▸ TASK OBJECTIVE
Locate each line of the material that contains "this", then return it.

--- BEGIN EXTRACTED ENTRIES ---

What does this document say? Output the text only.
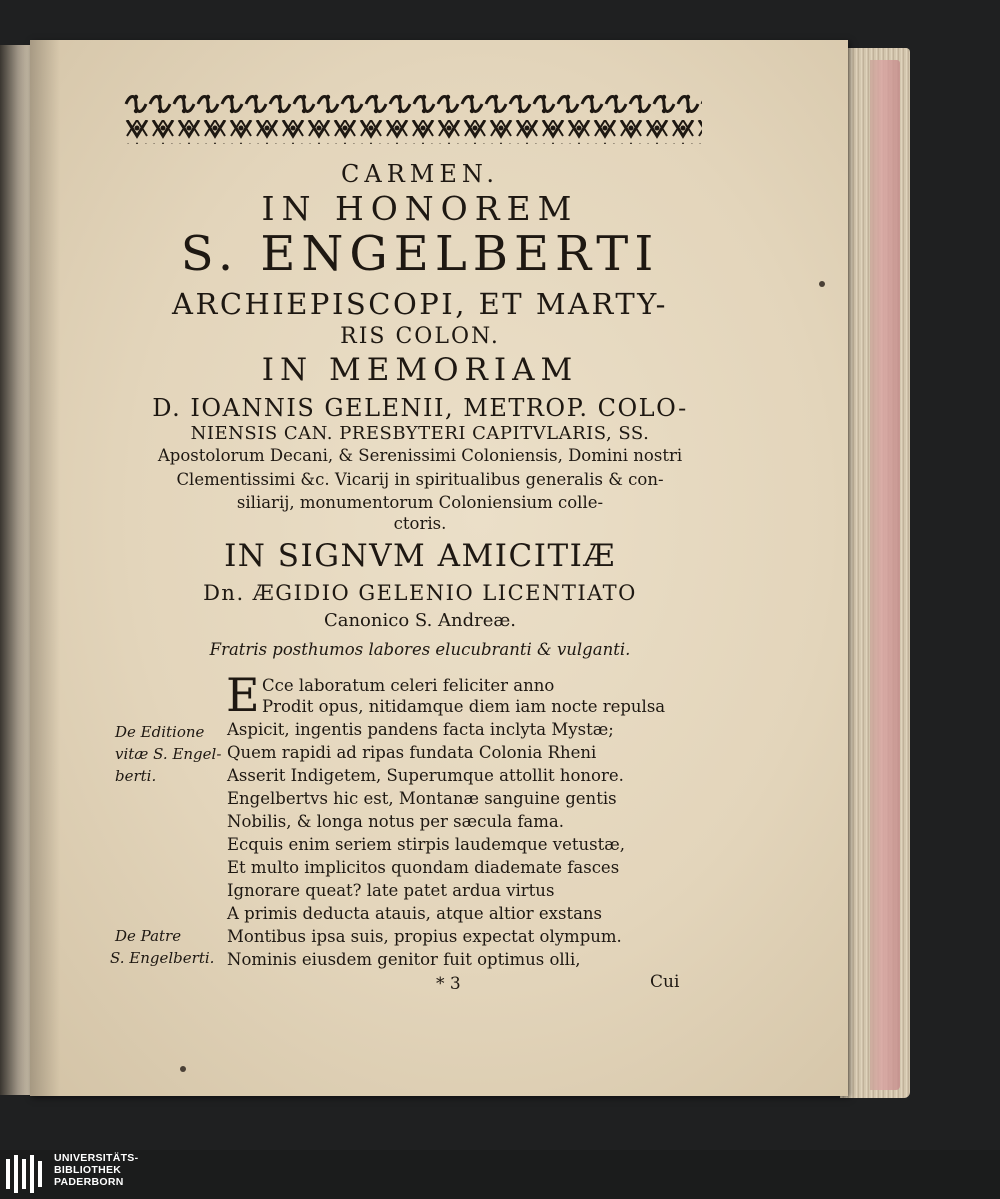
CARMEN.
IN HONOREM
S. ENGELBERTI
ARCHIEPISCOPI, ET MARTY-
RIS COLON.
IN MEMORIAM
D. IOANNIS GELENII, METROP. COLO-
NIENSIS CAN. PRESBYTERI CAPITVLARIS, SS.
Apostolorum Decani, & Serenissimi Coloniensis, Domini nostri
Clementissimi &c. Vicarij in spiritualibus generalis & con-
siliarij, monumentorum Coloniensium colle-
ctoris.
IN SIGNVM AMICITIÆ
Dn. ÆGIDIO GELENIO LICENTIATO
Canonico S. Andreæ.
Fratris posthumos labores elucubranti & vulganti.
E Cce laboratum celeri feliciter anno
Prodit opus, nitidamque diem iam nocte repulsa
Aspicit, ingentis pandens facta inclyta Mystæ;
Quem rapidi ad ripas fundata Colonia Rheni
Asserit Indigetem, Superumque attollit honore.
Engelbertvs hic est, Montanæ sanguine gentis
Nobilis, & longa notus per sæcula fama.
Ecquis enim seriem stirpis laudemque vetustæ,
Et multo implicitos quondam diademate fasces
Ignorare queat? late patet ardua virtus
A primis deducta atauis, atque altior exstans
Montibus ipsa suis, propius expectat olympum.
Nominis eiusdem genitor fuit optimus olli,
De Editione
vitæ S. Engel-
berti.
De Patre
S. Engelberti.
* 3	Cui
UNIVERSITÄTS-
BIBLIOTHEK
PADERBORN
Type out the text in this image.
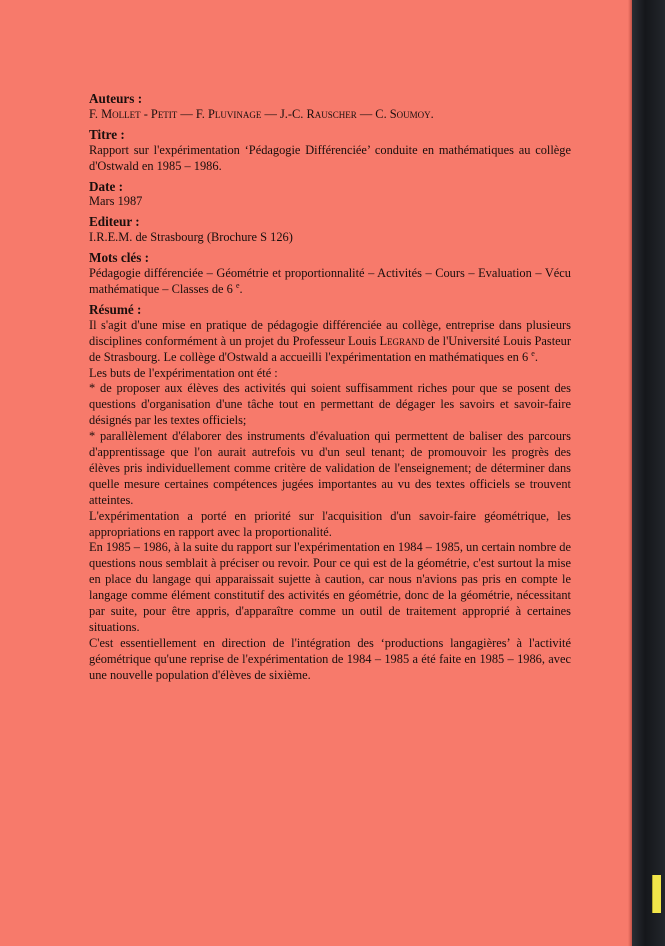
Auteurs :

F. Mollet - Petit — F. Pluvinage — J.-C. Rauscher — C. Soumoy.

Titre :

Rapport sur l'expérimentation ‘Pédagogie Différenciée’ conduite en mathématiques au collège d'Ostwald en 1985 – 1986.

Date :

Mars 1987

Editeur :

I.R.E.M. de Strasbourg (Brochure S 126)

Mots clés :

Pédagogie différenciée – Géométrie et proportionnalité – Activités – Cours – Evaluation – Vécu mathématique – Classes de 6 $^e$.

Résumé :

Il s'agit d'une mise en pratique de pédagogie différenciée au collège, entreprise dans plusieurs disciplines conformément à un projet du Professeur Louis Legrand de l'Université Louis Pasteur de Strasbourg. Le collège d'Ostwald a accueilli l'expérimentation en mathématiques en 6 $^e$.

Les buts de l'expérimentation ont été :

* de proposer aux élèves des activités qui soient suffisamment riches pour que se posent des questions d'organisation d'une tâche tout en permettant de dégager les savoirs et savoir-faire désignés par les textes officiels;

* parallèlement d'élaborer des instruments d'évaluation qui permettent de baliser des parcours d'apprentissage que l'on aurait autrefois vu d'un seul tenant; de promouvoir les progrès des élèves pris individuellement comme critère de validation de l'enseignement; de déterminer dans quelle mesure certaines compétences jugées importantes au vu des textes officiels se trouvent atteintes.

L'expérimentation a porté en priorité sur l'acquisition d'un savoir-faire géométrique, les appropriations en rapport avec la proportionalité.

En 1985 – 1986, à la suite du rapport sur l'expérimentation en 1984 – 1985, un certain nombre de questions nous semblait à préciser ou revoir. Pour ce qui est de la géométrie, c'est surtout la mise en place du langage qui apparaissait sujette à caution, car nous n'avions pas pris en compte le langage comme élément constitutif des activités en géométrie, donc de la géométrie, nécessitant par suite, pour être appris, d'apparaître comme un outil de traitement approprié à certaines situations.

C'est essentiellement en direction de l'intégration des ‘productions langagières’ à l'activité géométrique qu'une reprise de l'expérimentation de 1984 – 1985 a été faite en 1985 – 1986, avec une nouvelle population d'élèves de sixième.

--- END EXTRACTED ENTRIES ---

▸ FINAL RESULT
What does this document say? Output the text only.
Type out the text in this image.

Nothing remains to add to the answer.